> [GIVEN INSTRUCTION]
Go through the entries below and copy each line containing the word "Create".

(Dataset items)
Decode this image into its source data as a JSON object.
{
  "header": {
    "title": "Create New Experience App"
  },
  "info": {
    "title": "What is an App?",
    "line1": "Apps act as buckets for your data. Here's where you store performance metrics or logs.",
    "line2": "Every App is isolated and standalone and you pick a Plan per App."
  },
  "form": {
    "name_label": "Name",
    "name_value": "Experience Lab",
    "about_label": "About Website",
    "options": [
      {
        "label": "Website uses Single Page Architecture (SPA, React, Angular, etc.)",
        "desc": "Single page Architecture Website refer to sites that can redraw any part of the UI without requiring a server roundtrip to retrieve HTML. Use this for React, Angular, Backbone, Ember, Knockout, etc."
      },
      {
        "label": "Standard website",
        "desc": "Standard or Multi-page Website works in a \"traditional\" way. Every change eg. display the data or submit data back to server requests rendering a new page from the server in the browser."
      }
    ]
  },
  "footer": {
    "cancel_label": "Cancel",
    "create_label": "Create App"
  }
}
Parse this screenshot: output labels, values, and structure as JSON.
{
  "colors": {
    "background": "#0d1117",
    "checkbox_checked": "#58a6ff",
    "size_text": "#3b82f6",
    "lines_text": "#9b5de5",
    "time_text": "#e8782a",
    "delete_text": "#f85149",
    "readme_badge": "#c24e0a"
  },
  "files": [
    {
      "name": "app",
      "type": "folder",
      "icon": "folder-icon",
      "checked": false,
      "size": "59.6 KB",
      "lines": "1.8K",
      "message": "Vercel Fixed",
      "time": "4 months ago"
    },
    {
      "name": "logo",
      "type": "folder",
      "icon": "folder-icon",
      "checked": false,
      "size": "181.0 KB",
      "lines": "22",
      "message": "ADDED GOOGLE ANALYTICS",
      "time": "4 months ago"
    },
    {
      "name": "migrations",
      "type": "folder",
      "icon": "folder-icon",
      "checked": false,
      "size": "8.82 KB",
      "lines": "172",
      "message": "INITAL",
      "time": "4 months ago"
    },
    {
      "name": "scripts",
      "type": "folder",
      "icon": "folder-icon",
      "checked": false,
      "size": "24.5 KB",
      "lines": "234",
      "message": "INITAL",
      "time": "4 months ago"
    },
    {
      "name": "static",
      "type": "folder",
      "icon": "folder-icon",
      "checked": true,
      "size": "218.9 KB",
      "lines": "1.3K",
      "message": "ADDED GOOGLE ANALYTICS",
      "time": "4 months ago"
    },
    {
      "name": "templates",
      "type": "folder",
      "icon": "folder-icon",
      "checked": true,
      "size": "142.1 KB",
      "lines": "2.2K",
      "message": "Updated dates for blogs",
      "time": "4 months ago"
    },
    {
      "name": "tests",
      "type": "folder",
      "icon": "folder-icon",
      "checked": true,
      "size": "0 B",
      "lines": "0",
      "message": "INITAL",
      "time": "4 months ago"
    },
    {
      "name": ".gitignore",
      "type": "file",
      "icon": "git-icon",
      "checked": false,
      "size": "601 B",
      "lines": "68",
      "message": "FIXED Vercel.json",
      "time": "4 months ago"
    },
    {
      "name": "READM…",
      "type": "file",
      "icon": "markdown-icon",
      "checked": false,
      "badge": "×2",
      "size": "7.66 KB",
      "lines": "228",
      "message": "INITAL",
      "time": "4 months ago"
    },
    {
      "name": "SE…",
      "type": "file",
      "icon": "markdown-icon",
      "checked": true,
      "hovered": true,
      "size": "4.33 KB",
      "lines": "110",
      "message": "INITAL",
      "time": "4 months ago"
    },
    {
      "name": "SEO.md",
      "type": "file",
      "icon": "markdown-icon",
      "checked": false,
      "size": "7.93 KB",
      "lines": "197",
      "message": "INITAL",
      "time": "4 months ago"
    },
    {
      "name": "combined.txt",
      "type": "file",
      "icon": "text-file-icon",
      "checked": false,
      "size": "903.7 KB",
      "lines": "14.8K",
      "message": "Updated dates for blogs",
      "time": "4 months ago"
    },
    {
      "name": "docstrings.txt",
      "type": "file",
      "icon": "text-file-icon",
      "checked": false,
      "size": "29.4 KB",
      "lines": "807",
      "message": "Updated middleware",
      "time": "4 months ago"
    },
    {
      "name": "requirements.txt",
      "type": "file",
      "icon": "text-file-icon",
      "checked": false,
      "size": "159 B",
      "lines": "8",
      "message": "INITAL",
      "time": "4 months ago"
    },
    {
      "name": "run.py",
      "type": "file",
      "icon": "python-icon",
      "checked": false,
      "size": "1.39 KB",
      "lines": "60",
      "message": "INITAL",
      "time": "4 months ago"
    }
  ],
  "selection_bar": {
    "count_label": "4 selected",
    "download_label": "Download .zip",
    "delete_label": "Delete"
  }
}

--

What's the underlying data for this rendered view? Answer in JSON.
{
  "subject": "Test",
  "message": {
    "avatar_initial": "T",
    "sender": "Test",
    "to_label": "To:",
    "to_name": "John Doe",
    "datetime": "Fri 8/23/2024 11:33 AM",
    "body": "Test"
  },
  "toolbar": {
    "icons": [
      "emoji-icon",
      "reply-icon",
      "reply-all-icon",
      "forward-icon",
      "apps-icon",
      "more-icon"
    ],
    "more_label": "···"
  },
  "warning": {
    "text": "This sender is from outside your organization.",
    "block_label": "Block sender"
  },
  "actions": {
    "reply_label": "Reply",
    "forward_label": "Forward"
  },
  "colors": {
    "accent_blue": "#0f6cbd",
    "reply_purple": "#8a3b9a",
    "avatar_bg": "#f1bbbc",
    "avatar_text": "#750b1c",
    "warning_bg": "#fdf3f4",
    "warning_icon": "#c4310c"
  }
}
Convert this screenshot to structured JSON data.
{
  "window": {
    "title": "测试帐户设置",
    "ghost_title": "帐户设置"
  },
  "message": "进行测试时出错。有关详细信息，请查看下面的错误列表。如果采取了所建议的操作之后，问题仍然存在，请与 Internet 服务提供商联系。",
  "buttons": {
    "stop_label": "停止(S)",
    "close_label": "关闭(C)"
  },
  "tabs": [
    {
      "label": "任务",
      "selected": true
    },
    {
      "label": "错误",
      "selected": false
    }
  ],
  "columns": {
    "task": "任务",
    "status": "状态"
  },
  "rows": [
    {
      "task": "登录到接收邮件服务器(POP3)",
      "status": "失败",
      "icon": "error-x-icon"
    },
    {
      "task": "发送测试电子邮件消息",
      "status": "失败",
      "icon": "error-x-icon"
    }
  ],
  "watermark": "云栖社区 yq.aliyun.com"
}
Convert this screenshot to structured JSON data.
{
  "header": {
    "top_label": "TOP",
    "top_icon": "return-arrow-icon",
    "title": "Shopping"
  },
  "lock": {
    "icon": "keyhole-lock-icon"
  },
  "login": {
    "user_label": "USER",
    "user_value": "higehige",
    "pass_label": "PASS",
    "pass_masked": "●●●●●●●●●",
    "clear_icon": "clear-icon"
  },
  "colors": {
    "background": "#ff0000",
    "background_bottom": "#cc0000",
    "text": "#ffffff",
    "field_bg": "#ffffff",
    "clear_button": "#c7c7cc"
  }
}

* * *

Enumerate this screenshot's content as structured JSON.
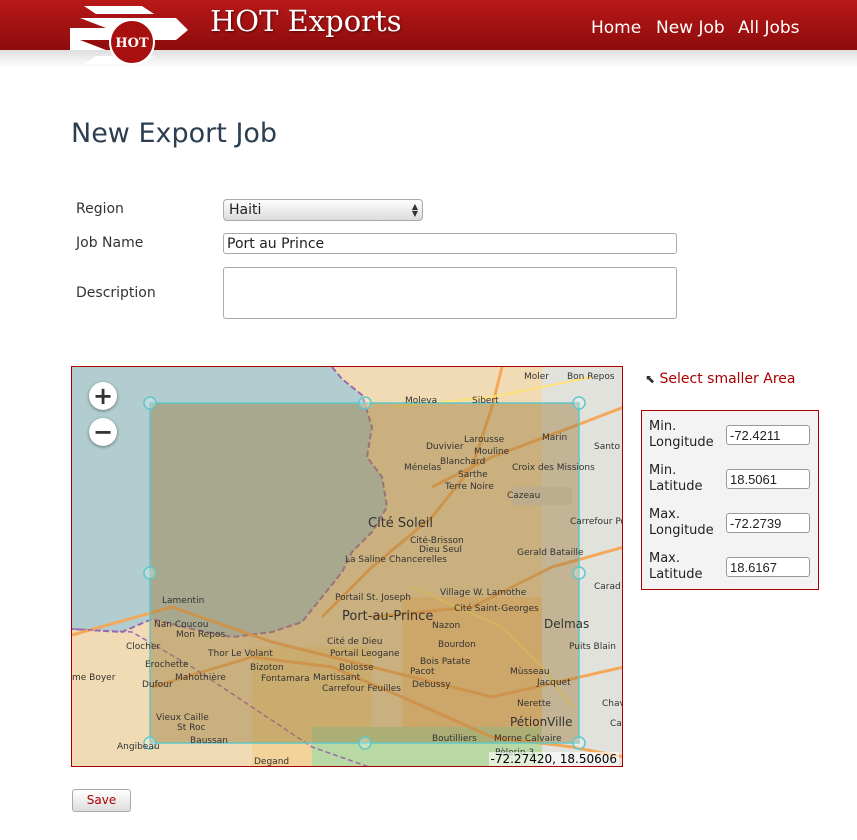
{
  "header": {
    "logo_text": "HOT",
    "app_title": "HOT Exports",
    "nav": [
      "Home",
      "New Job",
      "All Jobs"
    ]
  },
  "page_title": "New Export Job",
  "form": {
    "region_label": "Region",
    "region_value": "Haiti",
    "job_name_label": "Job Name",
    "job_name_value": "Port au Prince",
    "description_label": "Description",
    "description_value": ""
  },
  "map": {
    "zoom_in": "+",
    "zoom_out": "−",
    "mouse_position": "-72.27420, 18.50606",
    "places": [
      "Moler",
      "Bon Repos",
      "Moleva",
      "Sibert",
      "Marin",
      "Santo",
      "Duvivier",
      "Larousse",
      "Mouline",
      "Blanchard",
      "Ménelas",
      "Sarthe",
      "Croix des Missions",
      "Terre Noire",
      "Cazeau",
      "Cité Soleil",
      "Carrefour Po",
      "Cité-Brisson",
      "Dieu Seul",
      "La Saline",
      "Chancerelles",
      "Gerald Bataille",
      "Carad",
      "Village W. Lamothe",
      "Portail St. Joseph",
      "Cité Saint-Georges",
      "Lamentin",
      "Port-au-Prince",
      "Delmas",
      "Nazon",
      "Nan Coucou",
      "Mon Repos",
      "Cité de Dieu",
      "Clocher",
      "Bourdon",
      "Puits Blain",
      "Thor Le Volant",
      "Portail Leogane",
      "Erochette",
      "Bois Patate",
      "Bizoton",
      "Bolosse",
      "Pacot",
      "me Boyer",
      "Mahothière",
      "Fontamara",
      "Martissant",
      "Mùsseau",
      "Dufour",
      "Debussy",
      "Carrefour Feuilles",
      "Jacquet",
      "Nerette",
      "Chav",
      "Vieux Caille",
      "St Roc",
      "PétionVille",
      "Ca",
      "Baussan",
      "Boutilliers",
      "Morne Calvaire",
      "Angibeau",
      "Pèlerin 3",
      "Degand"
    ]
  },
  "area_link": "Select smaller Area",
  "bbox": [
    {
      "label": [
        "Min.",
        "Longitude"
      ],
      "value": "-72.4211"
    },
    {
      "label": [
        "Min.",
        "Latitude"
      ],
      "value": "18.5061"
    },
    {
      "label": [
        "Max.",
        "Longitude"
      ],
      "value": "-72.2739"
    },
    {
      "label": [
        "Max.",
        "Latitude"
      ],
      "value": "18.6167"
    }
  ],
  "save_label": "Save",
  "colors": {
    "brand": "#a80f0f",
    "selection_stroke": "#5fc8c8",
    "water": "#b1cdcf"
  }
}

> [RESULT]
    "title": "Create New Experience App"
    "create_label": "Create App"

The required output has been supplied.